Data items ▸
##########

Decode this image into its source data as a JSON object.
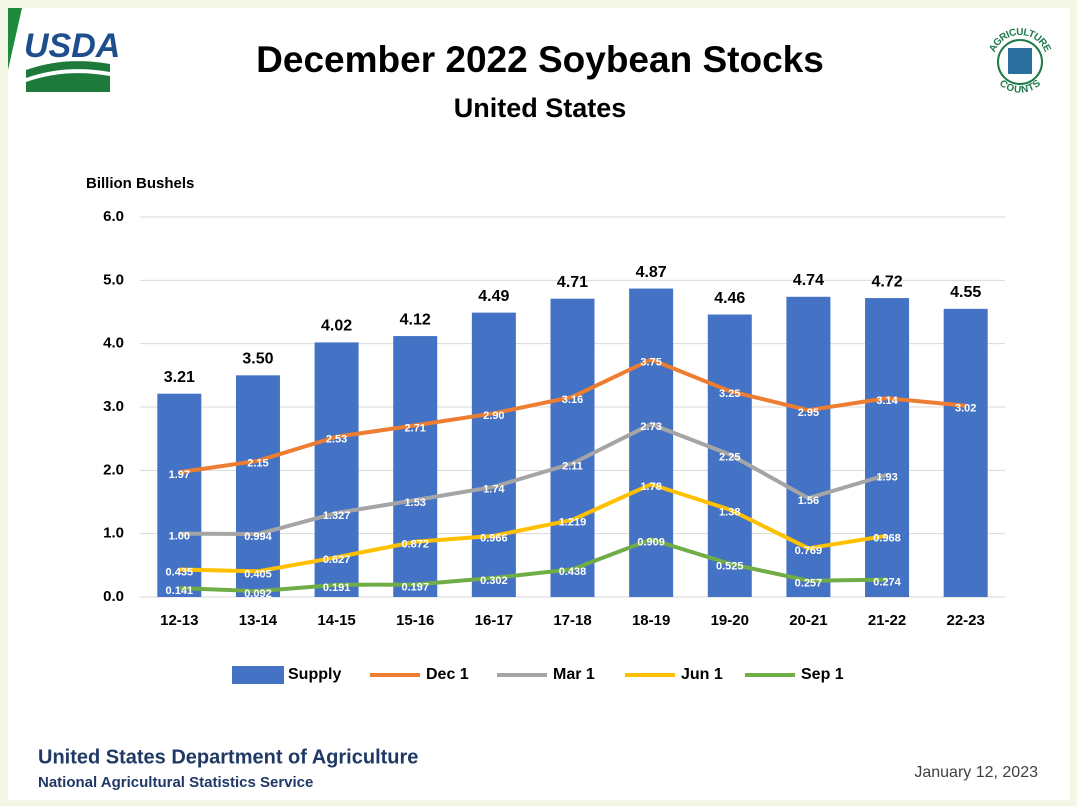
{
  "logo": "USDA",
  "badge": {
    "top": "AGRICULTURE",
    "bottom": "COUNTS"
  },
  "footer": {
    "department": "United States Department of Agriculture",
    "service": "National Agricultural Statistics Service",
    "date": "January 12, 2023"
  },
  "chart_data": {
    "type": "bar",
    "title": "December 2022 Soybean Stocks",
    "subtitle": "United States",
    "y_label": "Billion Bushels",
    "categories": [
      "12-13",
      "13-14",
      "14-15",
      "15-16",
      "16-17",
      "17-18",
      "18-19",
      "19-20",
      "20-21",
      "21-22",
      "22-23"
    ],
    "ylim": [
      0,
      6
    ],
    "yticks": [
      {
        "value": 0,
        "label": "0.0"
      },
      {
        "value": 1,
        "label": "1.0"
      },
      {
        "value": 2,
        "label": "2.0"
      },
      {
        "value": 3,
        "label": "3.0"
      },
      {
        "value": 4,
        "label": "4.0"
      },
      {
        "value": 5,
        "label": "5.0"
      },
      {
        "value": 6,
        "label": "6.0"
      }
    ],
    "grid": true,
    "legend": "bottom",
    "series": [
      {
        "name": "Supply",
        "type": "bar",
        "color": "#4472c4",
        "values": [
          3.21,
          3.5,
          4.02,
          4.12,
          4.49,
          4.71,
          4.87,
          4.46,
          4.74,
          4.72,
          4.55
        ],
        "value_labels": [
          "3.21",
          "3.50",
          "4.02",
          "4.12",
          "4.49",
          "4.71",
          "4.87",
          "4.46",
          "4.74",
          "4.72",
          "4.55"
        ]
      },
      {
        "name": "Dec 1",
        "type": "line",
        "color": "#ed7d31",
        "values": [
          1.97,
          2.15,
          2.53,
          2.71,
          2.9,
          3.16,
          3.75,
          3.25,
          2.95,
          3.14,
          3.02
        ],
        "value_labels": [
          "1.97",
          "2.15",
          "2.53",
          "2.71",
          "2.90",
          "3.16",
          "3.75",
          "3.25",
          "2.95",
          "3.14",
          "3.02"
        ]
      },
      {
        "name": "Mar 1",
        "type": "line",
        "color": "#a5a5a5",
        "values": [
          1.0,
          0.994,
          1.327,
          1.53,
          1.74,
          2.11,
          2.73,
          2.25,
          1.56,
          1.93,
          null
        ],
        "value_labels": [
          "1.00",
          "0.994",
          "1.327",
          "1.53",
          "1.74",
          "2.11",
          "2.73",
          "2.25",
          "1.56",
          "1.93",
          null
        ]
      },
      {
        "name": "Jun 1",
        "type": "line",
        "color": "#ffc000",
        "values": [
          0.435,
          0.405,
          0.627,
          0.872,
          0.966,
          1.219,
          1.78,
          1.38,
          0.769,
          0.968,
          null
        ],
        "value_labels": [
          "0.435",
          "0.405",
          "0.627",
          "0.872",
          "0.966",
          "1.219",
          "1.78",
          "1.38",
          "0.769",
          "0.968",
          null
        ]
      },
      {
        "name": "Sep 1",
        "type": "line",
        "color": "#70ad47",
        "values": [
          0.141,
          0.092,
          0.191,
          0.197,
          0.302,
          0.438,
          0.909,
          0.525,
          0.257,
          0.274,
          null
        ],
        "value_labels": [
          "0.141",
          "0.092",
          "0.191",
          "0.197",
          "0.302",
          "0.438",
          "0.909",
          "0.525",
          "0.257",
          "0.274",
          null
        ]
      }
    ]
  }
}
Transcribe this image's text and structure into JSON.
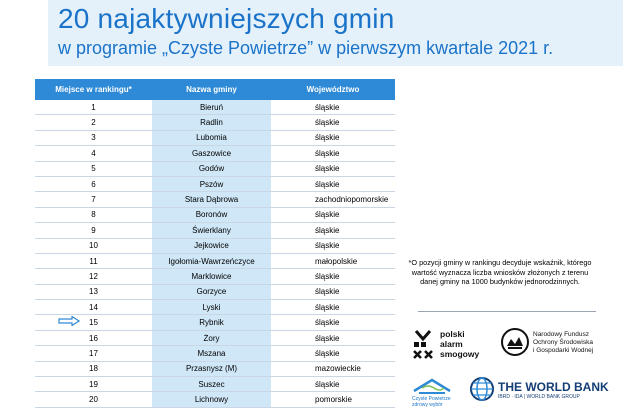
{
  "header": {
    "title": "20 najaktywniejszych gmin",
    "subtitle": "w programie „Czyste Powietrze” w pierwszym kwartale 2021 r."
  },
  "table": {
    "headers": [
      "Miejsce w rankingu*",
      "Nazwa gminy",
      "Województwo"
    ],
    "rows": [
      [
        "1",
        "Bieruń",
        "śląskie"
      ],
      [
        "2",
        "Radlin",
        "śląskie"
      ],
      [
        "3",
        "Lubomia",
        "śląskie"
      ],
      [
        "4",
        "Gaszowice",
        "śląskie"
      ],
      [
        "5",
        "Godów",
        "śląskie"
      ],
      [
        "6",
        "Pszów",
        "śląskie"
      ],
      [
        "7",
        "Stara Dąbrowa",
        "zachodniopomorskie"
      ],
      [
        "8",
        "Boronów",
        "śląskie"
      ],
      [
        "9",
        "Świerklany",
        "śląskie"
      ],
      [
        "10",
        "Jejkowice",
        "śląskie"
      ],
      [
        "11",
        "Igołomia-Wawrzeńczyce",
        "małopolskie"
      ],
      [
        "12",
        "Marklowice",
        "śląskie"
      ],
      [
        "13",
        "Gorzyce",
        "śląskie"
      ],
      [
        "14",
        "Lyski",
        "śląskie"
      ],
      [
        "15",
        "Rybnik",
        "śląskie"
      ],
      [
        "16",
        "Żory",
        "śląskie"
      ],
      [
        "17",
        "Mszana",
        "śląskie"
      ],
      [
        "18",
        "Przasnysz (M)",
        "mazowieckie"
      ],
      [
        "19",
        "Suszec",
        "śląskie"
      ],
      [
        "20",
        "Lichnowy",
        "pomorskie"
      ]
    ],
    "highlighted_rank": "15"
  },
  "footnote": "*O pozycji gminy w rankingu decyduje wskaźnik, którego wartość wyznacza liczba wniosków złożonych z terenu danej gminy na 1000 budynków jednorodzinnych.",
  "logos": {
    "pas": [
      "polski",
      "alarm",
      "smogowy"
    ],
    "nfosigw": [
      "Narodowy Fundusz",
      "Ochrony Środowiska",
      "i Gospodarki Wodnej"
    ],
    "czyste_powietrze": [
      "Czyste Powietrze",
      "zdrowy wybór"
    ],
    "world_bank_title": "THE WORLD BANK",
    "world_bank_sub": "IBRD · IDA | WORLD BANK GROUP"
  },
  "colors": {
    "accent": "#1a73c8",
    "header_bg": "#e4f1fa",
    "table_header": "#2e8ad6",
    "name_column_bg": "#cfe7f7",
    "arrow": "#2e8ad6"
  }
}
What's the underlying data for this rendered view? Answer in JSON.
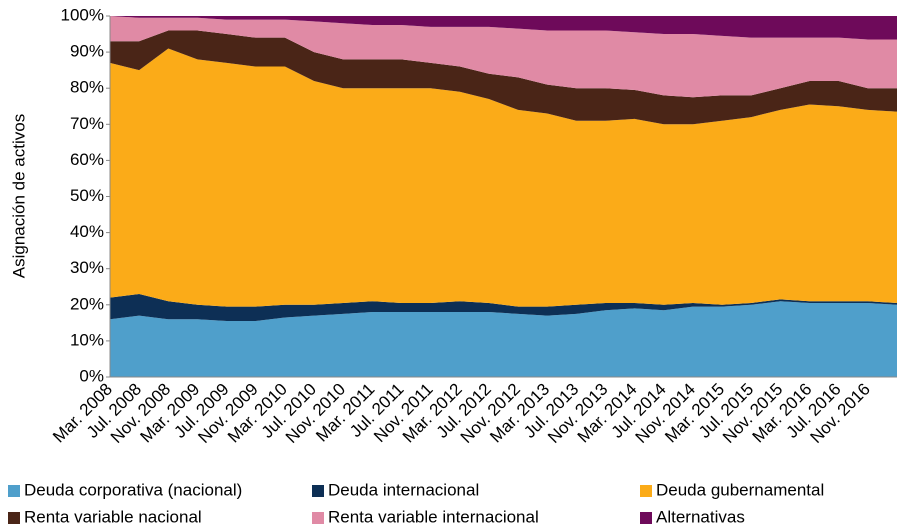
{
  "chart_data": {
    "type": "stacked_area",
    "y_label": "Asignación de activos",
    "categories": [
      "Mar. 2008",
      "Jul. 2008",
      "Nov. 2008",
      "Mar. 2009",
      "Jul. 2009",
      "Nov. 2009",
      "Mar. 2010",
      "Jul. 2010",
      "Nov. 2010",
      "Mar. 2011",
      "Jul. 2011",
      "Nov. 2011",
      "Mar. 2012",
      "Jul. 2012",
      "Nov. 2012",
      "Mar. 2013",
      "Jul. 2013",
      "Nov. 2013",
      "Mar. 2014",
      "Jul. 2014",
      "Nov. 2014",
      "Mar. 2015",
      "Jul. 2015",
      "Nov. 2015",
      "Mar. 2016",
      "Jul. 2016",
      "Nov. 2016",
      null
    ],
    "series": [
      {
        "name": "Deuda corporativa (nacional)",
        "color": "#4f9fcb",
        "values": [
          16,
          17,
          16,
          16,
          15.5,
          15.5,
          16.5,
          17,
          17.5,
          18,
          18,
          18,
          18,
          18,
          17.5,
          17,
          17.5,
          18.5,
          19,
          18.5,
          19.5,
          19.5,
          20,
          21,
          20.5,
          20.5,
          20.5,
          20
        ]
      },
      {
        "name": "Deuda internacional",
        "color": "#0d2f55",
        "values": [
          6,
          6,
          5,
          4,
          4,
          4,
          3.5,
          3,
          3,
          3,
          2.5,
          2.5,
          3,
          2.5,
          2,
          2.5,
          2.5,
          2,
          1.5,
          1.5,
          1,
          0.5,
          0.5,
          0.5,
          0.5,
          0.5,
          0.5,
          0.5
        ]
      },
      {
        "name": "Deuda gubernamental",
        "color": "#fbab18",
        "values": [
          65,
          62,
          70,
          68,
          67.5,
          66.5,
          66,
          62,
          59.5,
          59,
          59.5,
          59.5,
          58,
          56.5,
          54.5,
          53.5,
          51,
          50.5,
          51,
          50,
          49.5,
          51,
          51.5,
          52.5,
          54.5,
          54,
          53,
          53
        ]
      },
      {
        "name": "Renta variable nacional",
        "color": "#4a2517",
        "values": [
          6,
          8,
          5,
          8,
          8,
          8,
          8,
          8,
          8,
          8,
          8,
          7,
          7,
          7,
          9,
          8,
          9,
          9,
          8,
          8,
          7.5,
          7,
          6,
          6,
          6.5,
          7,
          6,
          6.5
        ]
      },
      {
        "name": "Renta variable internacional",
        "color": "#e08aa5",
        "values": [
          7,
          6.5,
          3.5,
          3.5,
          4,
          5,
          5,
          8.5,
          10,
          9.5,
          9.5,
          10,
          11,
          13,
          13.5,
          15,
          16,
          16,
          16,
          17,
          17.5,
          16.5,
          16,
          14,
          12,
          12,
          13.5,
          13.5
        ]
      },
      {
        "name": "Alternativas",
        "color": "#6e0a5a",
        "values": [
          0,
          0.5,
          0.5,
          0.5,
          1,
          1,
          1,
          1.5,
          2,
          2.5,
          2.5,
          3,
          3,
          3,
          3.5,
          4,
          4,
          4,
          4.5,
          5,
          5,
          5.5,
          6,
          6,
          6,
          6,
          6.5,
          6.5
        ]
      }
    ],
    "ylim": [
      0,
      100
    ],
    "yticks": [
      {
        "value": 0,
        "label": "0%"
      },
      {
        "value": 10,
        "label": "10%"
      },
      {
        "value": 20,
        "label": "20%"
      },
      {
        "value": 30,
        "label": "30%"
      },
      {
        "value": 40,
        "label": "40%"
      },
      {
        "value": 50,
        "label": "50%"
      },
      {
        "value": 60,
        "label": "60%"
      },
      {
        "value": 70,
        "label": "70%"
      },
      {
        "value": 80,
        "label": "80%"
      },
      {
        "value": 90,
        "label": "90%"
      },
      {
        "value": 100,
        "label": "100%"
      }
    ]
  }
}
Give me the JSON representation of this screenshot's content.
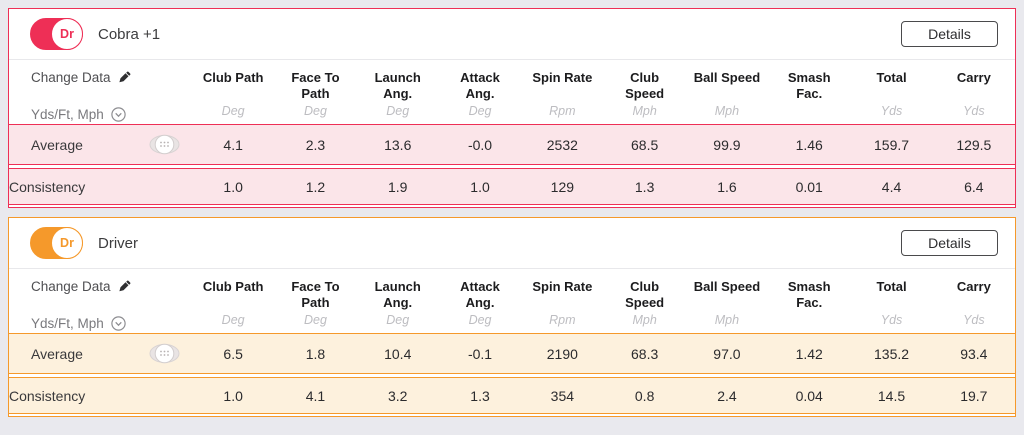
{
  "page": {
    "background": "#e9e9ee"
  },
  "shared": {
    "details_label": "Details",
    "change_data_label": "Change Data",
    "units_label": "Yds/Ft, Mph",
    "average_label": "Average",
    "consistency_label": "Consistency"
  },
  "columns": [
    {
      "label": "Club Path",
      "unit": "Deg"
    },
    {
      "label": "Face To Path",
      "unit": "Deg"
    },
    {
      "label": "Launch Ang.",
      "unit": "Deg"
    },
    {
      "label": "Attack Ang.",
      "unit": "Deg"
    },
    {
      "label": "Spin Rate",
      "unit": "Rpm"
    },
    {
      "label": "Club Speed",
      "unit": "Mph"
    },
    {
      "label": "Ball Speed",
      "unit": "Mph"
    },
    {
      "label": "Smash Fac.",
      "unit": ""
    },
    {
      "label": "Total",
      "unit": "Yds"
    },
    {
      "label": "Carry",
      "unit": "Yds"
    }
  ],
  "panels": [
    {
      "club_badge": "Dr",
      "club_name": "Cobra +1",
      "accent": "#ee2f56",
      "band_bg": "#fbe5e9",
      "average": [
        "4.1",
        "2.3",
        "13.6",
        "-0.0",
        "2532",
        "68.5",
        "99.9",
        "1.46",
        "159.7",
        "129.5"
      ],
      "consistency": [
        "1.0",
        "1.2",
        "1.9",
        "1.0",
        "129",
        "1.3",
        "1.6",
        "0.01",
        "4.4",
        "6.4"
      ]
    },
    {
      "club_badge": "Dr",
      "club_name": "Driver",
      "accent": "#f5992b",
      "band_bg": "#fdf1dd",
      "average": [
        "6.5",
        "1.8",
        "10.4",
        "-0.1",
        "2190",
        "68.3",
        "97.0",
        "1.42",
        "135.2",
        "93.4"
      ],
      "consistency": [
        "1.0",
        "4.1",
        "3.2",
        "1.3",
        "354",
        "0.8",
        "2.4",
        "0.04",
        "14.5",
        "19.7"
      ]
    }
  ]
}
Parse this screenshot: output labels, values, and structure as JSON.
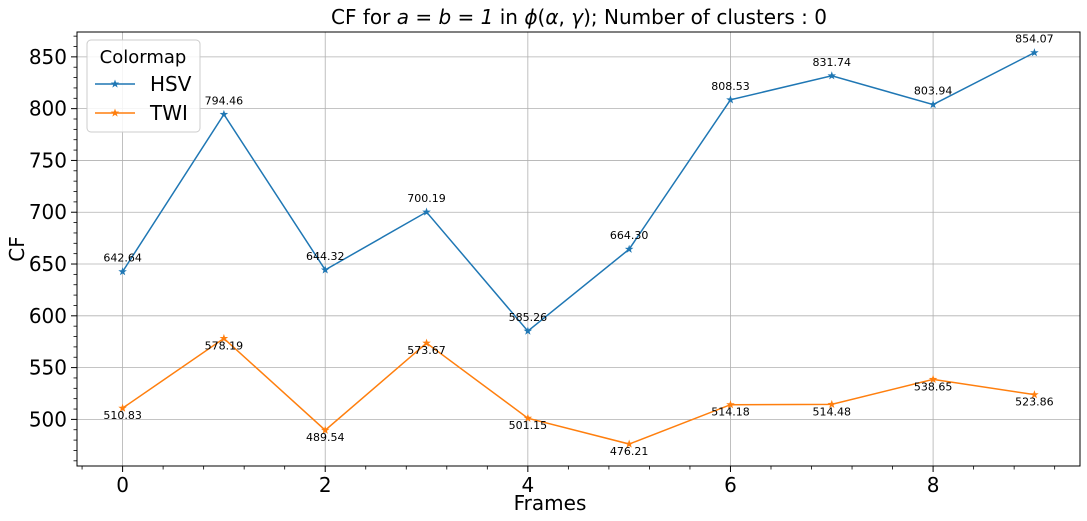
{
  "chart_data": {
    "type": "line",
    "title": "CF for $a = b = 1$ in $\\phi(\\alpha, \\gamma)$; Number of clusters : 0",
    "title_parts": {
      "prefix": "CF for ",
      "math1": "a = b = 1",
      "mid": " in ",
      "phi": "ϕ",
      "args_open": "(",
      "alpha": "α",
      "comma": ", ",
      "gamma": "γ",
      "args_close": ")",
      "suffix": "; Number of clusters : 0"
    },
    "xlabel": "Frames",
    "ylabel": "CF",
    "x": [
      0,
      1,
      2,
      3,
      4,
      5,
      6,
      7,
      8,
      9
    ],
    "xlim": [
      -0.45,
      9.45
    ],
    "ylim": [
      455,
      874
    ],
    "xticks": [
      0,
      2,
      4,
      6,
      8
    ],
    "yticks": [
      500,
      550,
      600,
      650,
      700,
      750,
      800,
      850
    ],
    "grid": true,
    "legend": {
      "title": "Colormap",
      "placement": "top-left"
    },
    "series": [
      {
        "name": "HSV",
        "color": "#1f77b4",
        "marker": "star",
        "values": [
          642.64,
          794.46,
          644.32,
          700.19,
          585.26,
          664.3,
          808.53,
          831.74,
          803.94,
          854.07
        ],
        "labels": [
          "642.64",
          "794.46",
          "644.32",
          "700.19",
          "585.26",
          "664.30",
          "808.53",
          "831.74",
          "803.94",
          "854.07"
        ]
      },
      {
        "name": "TWI",
        "color": "#ff7f0e",
        "marker": "star",
        "values": [
          510.83,
          578.19,
          489.54,
          573.67,
          501.15,
          476.21,
          514.18,
          514.48,
          538.65,
          523.86
        ],
        "labels": [
          "510.83",
          "578.19",
          "489.54",
          "573.67",
          "501.15",
          "476.21",
          "514.18",
          "514.48",
          "538.65",
          "523.86"
        ]
      }
    ]
  }
}
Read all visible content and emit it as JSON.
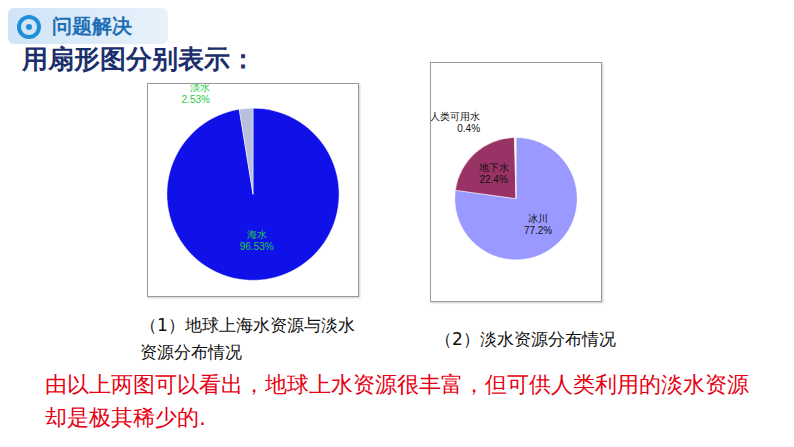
{
  "header": "问题解决",
  "heading": "用扇形图分别表示：",
  "chart_data": [
    {
      "type": "pie",
      "title": "（1）地球上海水资源与淡水资源分布情况",
      "categories": [
        "海水",
        "淡水"
      ],
      "values": [
        96.53,
        2.53
      ],
      "value_labels": [
        "96.53%",
        "2.53%"
      ],
      "colors": [
        "#1010e8",
        "#b8c0dc"
      ],
      "data_labels": true
    },
    {
      "type": "pie",
      "title": "（2）淡水资源分布情况",
      "categories": [
        "冰川",
        "地下水",
        "人类可用水"
      ],
      "values": [
        77.2,
        22.4,
        0.4
      ],
      "value_labels": [
        "77.2%",
        "22.4%",
        "0.4%"
      ],
      "colors": [
        "#9999ff",
        "#993366",
        "#ffffcc"
      ],
      "data_labels": true
    }
  ],
  "conclusion": "由以上两图可以看出，地球上水资源很丰富，但可供人类利用的淡水资源却是极其稀少的."
}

##########

Which lines hold the word "accent"? Copy each of them from the records.

Answer to the problem ▸
    "accent": "#1a73c8",
      "accent": "#ee2f56",
      "accent": "#f5992b",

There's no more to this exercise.